Work to be completed: All the data should be repeated exactly. Any image in it is left out.

Stored data entries:
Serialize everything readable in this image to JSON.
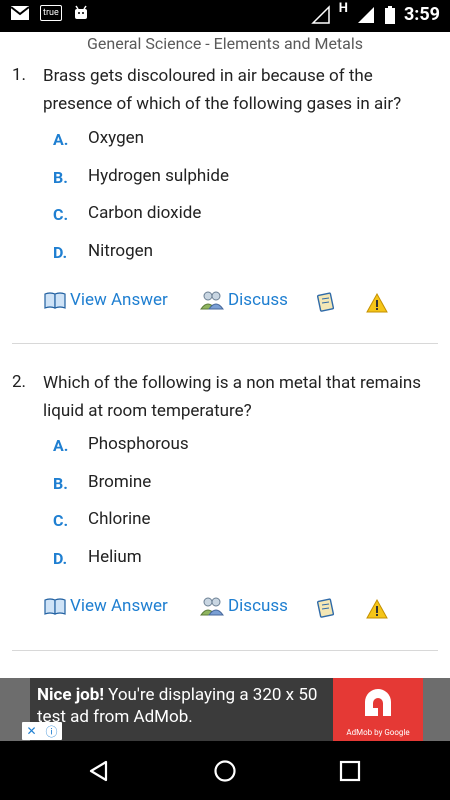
{
  "status_bar": {
    "carrier_badge": "true",
    "signal_indicator": "H",
    "time": "3:59"
  },
  "page": {
    "title": "General Science - Elements and Metals"
  },
  "questions": [
    {
      "number": "1.",
      "text": "Brass gets discoloured in air because of the presence of which of the following gases in air?",
      "options": [
        {
          "letter": "A.",
          "text": "Oxygen"
        },
        {
          "letter": "B.",
          "text": "Hydrogen sulphide"
        },
        {
          "letter": "C.",
          "text": "Carbon dioxide"
        },
        {
          "letter": "D.",
          "text": "Nitrogen"
        }
      ],
      "view_answer": "View Answer",
      "discuss": "Discuss"
    },
    {
      "number": "2.",
      "text": "Which of the following is a non metal that remains liquid at room temperature?",
      "options": [
        {
          "letter": "A.",
          "text": "Phosphorous"
        },
        {
          "letter": "B.",
          "text": "Bromine"
        },
        {
          "letter": "C.",
          "text": "Chlorine"
        },
        {
          "letter": "D.",
          "text": "Helium"
        }
      ],
      "view_answer": "View Answer",
      "discuss": "Discuss"
    }
  ],
  "ad": {
    "headline": "Nice job!",
    "body": " You're displaying a 320 x 50 test ad from AdMob.",
    "brand": "AdMob by Google"
  },
  "icons": {
    "status_left": [
      "gmail-icon",
      "true-badge-icon",
      "android-icon"
    ],
    "status_right": [
      "wifi-icon",
      "signal-icon",
      "battery-icon"
    ],
    "actions": [
      "book-icon",
      "people-icon",
      "notebook-icon",
      "warning-icon"
    ],
    "nav": [
      "back-icon",
      "home-icon",
      "recents-icon"
    ]
  },
  "colors": {
    "accent": "#1f7fd1",
    "ad_red": "#e53935",
    "warning": "#f5c518"
  }
}
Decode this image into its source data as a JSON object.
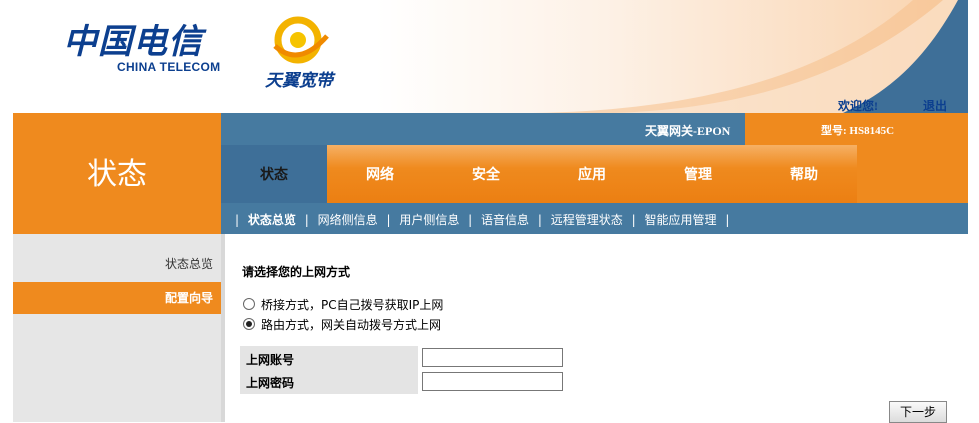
{
  "header": {
    "logo_chinese": "中国电信",
    "logo_english": "CHINA TELECOM",
    "brand": "天翼宽带",
    "welcome": "欢迎您!",
    "logout": "退出"
  },
  "info_bar": {
    "gateway_name": "天翼网关-EPON",
    "model": "型号: HS8145C"
  },
  "section_title": "状态",
  "nav": {
    "tabs": [
      {
        "label": "状态",
        "active": true
      },
      {
        "label": "网络"
      },
      {
        "label": "安全"
      },
      {
        "label": "应用"
      },
      {
        "label": "管理"
      },
      {
        "label": "帮助"
      }
    ]
  },
  "subnav": {
    "items": [
      {
        "label": "状态总览",
        "active": true
      },
      {
        "label": "网络侧信息"
      },
      {
        "label": "用户侧信息"
      },
      {
        "label": "语音信息"
      },
      {
        "label": "远程管理状态"
      },
      {
        "label": "智能应用管理"
      }
    ]
  },
  "sidebar": {
    "items": [
      {
        "label": "状态总览"
      },
      {
        "label": "配置向导",
        "active": true
      }
    ]
  },
  "content": {
    "title": "请选择您的上网方式",
    "options": [
      {
        "label": "桥接方式，PC自己拨号获取IP上网",
        "checked": false
      },
      {
        "label": "路由方式，网关自动拨号方式上网",
        "checked": true
      }
    ],
    "account_label": "上网账号",
    "password_label": "上网密码",
    "account_value": "",
    "password_value": "",
    "next_button": "下一步"
  },
  "colors": {
    "orange": "#ef8a1e",
    "blue": "#467aa0",
    "dark_blue": "#0c3f8f"
  }
}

Exercise response:
Serialize everything readable in this image to JSON.
{
  "status_bar": {
    "carrier_badge": "true",
    "signal_indicator": "H",
    "time": "3:59"
  },
  "page": {
    "title": "General Science - Elements and Metals"
  },
  "questions": [
    {
      "number": "1.",
      "text": "Brass gets discoloured in air because of the presence of which of the following gases in air?",
      "options": [
        {
          "letter": "A.",
          "text": "Oxygen"
        },
        {
          "letter": "B.",
          "text": "Hydrogen sulphide"
        },
        {
          "letter": "C.",
          "text": "Carbon dioxide"
        },
        {
          "letter": "D.",
          "text": "Nitrogen"
        }
      ],
      "view_answer": "View Answer",
      "discuss": "Discuss"
    },
    {
      "number": "2.",
      "text": "Which of the following is a non metal that remains liquid at room temperature?",
      "options": [
        {
          "letter": "A.",
          "text": "Phosphorous"
        },
        {
          "letter": "B.",
          "text": "Bromine"
        },
        {
          "letter": "C.",
          "text": "Chlorine"
        },
        {
          "letter": "D.",
          "text": "Helium"
        }
      ],
      "view_answer": "View Answer",
      "discuss": "Discuss"
    }
  ],
  "ad": {
    "headline": "Nice job!",
    "body": " You're displaying a 320 x 50 test ad from AdMob.",
    "brand": "AdMob by Google"
  },
  "icons": {
    "status_left": [
      "gmail-icon",
      "true-badge-icon",
      "android-icon"
    ],
    "status_right": [
      "wifi-icon",
      "signal-icon",
      "battery-icon"
    ],
    "actions": [
      "book-icon",
      "people-icon",
      "notebook-icon",
      "warning-icon"
    ],
    "nav": [
      "back-icon",
      "home-icon",
      "recents-icon"
    ]
  },
  "colors": {
    "accent": "#1f7fd1",
    "ad_red": "#e53935",
    "warning": "#f5c518"
  }
}
Decode this image into its source data as a JSON object.
{
  "header": {
    "logo_chinese": "中国电信",
    "logo_english": "CHINA TELECOM",
    "brand": "天翼宽带",
    "welcome": "欢迎您!",
    "logout": "退出"
  },
  "info_bar": {
    "gateway_name": "天翼网关-EPON",
    "model": "型号: HS8145C"
  },
  "section_title": "状态",
  "nav": {
    "tabs": [
      {
        "label": "状态",
        "active": true
      },
      {
        "label": "网络"
      },
      {
        "label": "安全"
      },
      {
        "label": "应用"
      },
      {
        "label": "管理"
      },
      {
        "label": "帮助"
      }
    ]
  },
  "subnav": {
    "items": [
      {
        "label": "状态总览",
        "active": true
      },
      {
        "label": "网络侧信息"
      },
      {
        "label": "用户侧信息"
      },
      {
        "label": "语音信息"
      },
      {
        "label": "远程管理状态"
      },
      {
        "label": "智能应用管理"
      }
    ]
  },
  "sidebar": {
    "items": [
      {
        "label": "状态总览"
      },
      {
        "label": "配置向导",
        "active": true
      }
    ]
  },
  "content": {
    "title": "请选择您的上网方式",
    "options": [
      {
        "label": "桥接方式，PC自己拨号获取IP上网",
        "checked": false
      },
      {
        "label": "路由方式，网关自动拨号方式上网",
        "checked": true
      }
    ],
    "account_label": "上网账号",
    "password_label": "上网密码",
    "account_value": "",
    "password_value": "",
    "next_button": "下一步"
  },
  "colors": {
    "orange": "#ef8a1e",
    "blue": "#467aa0",
    "dark_blue": "#0c3f8f"
  }
}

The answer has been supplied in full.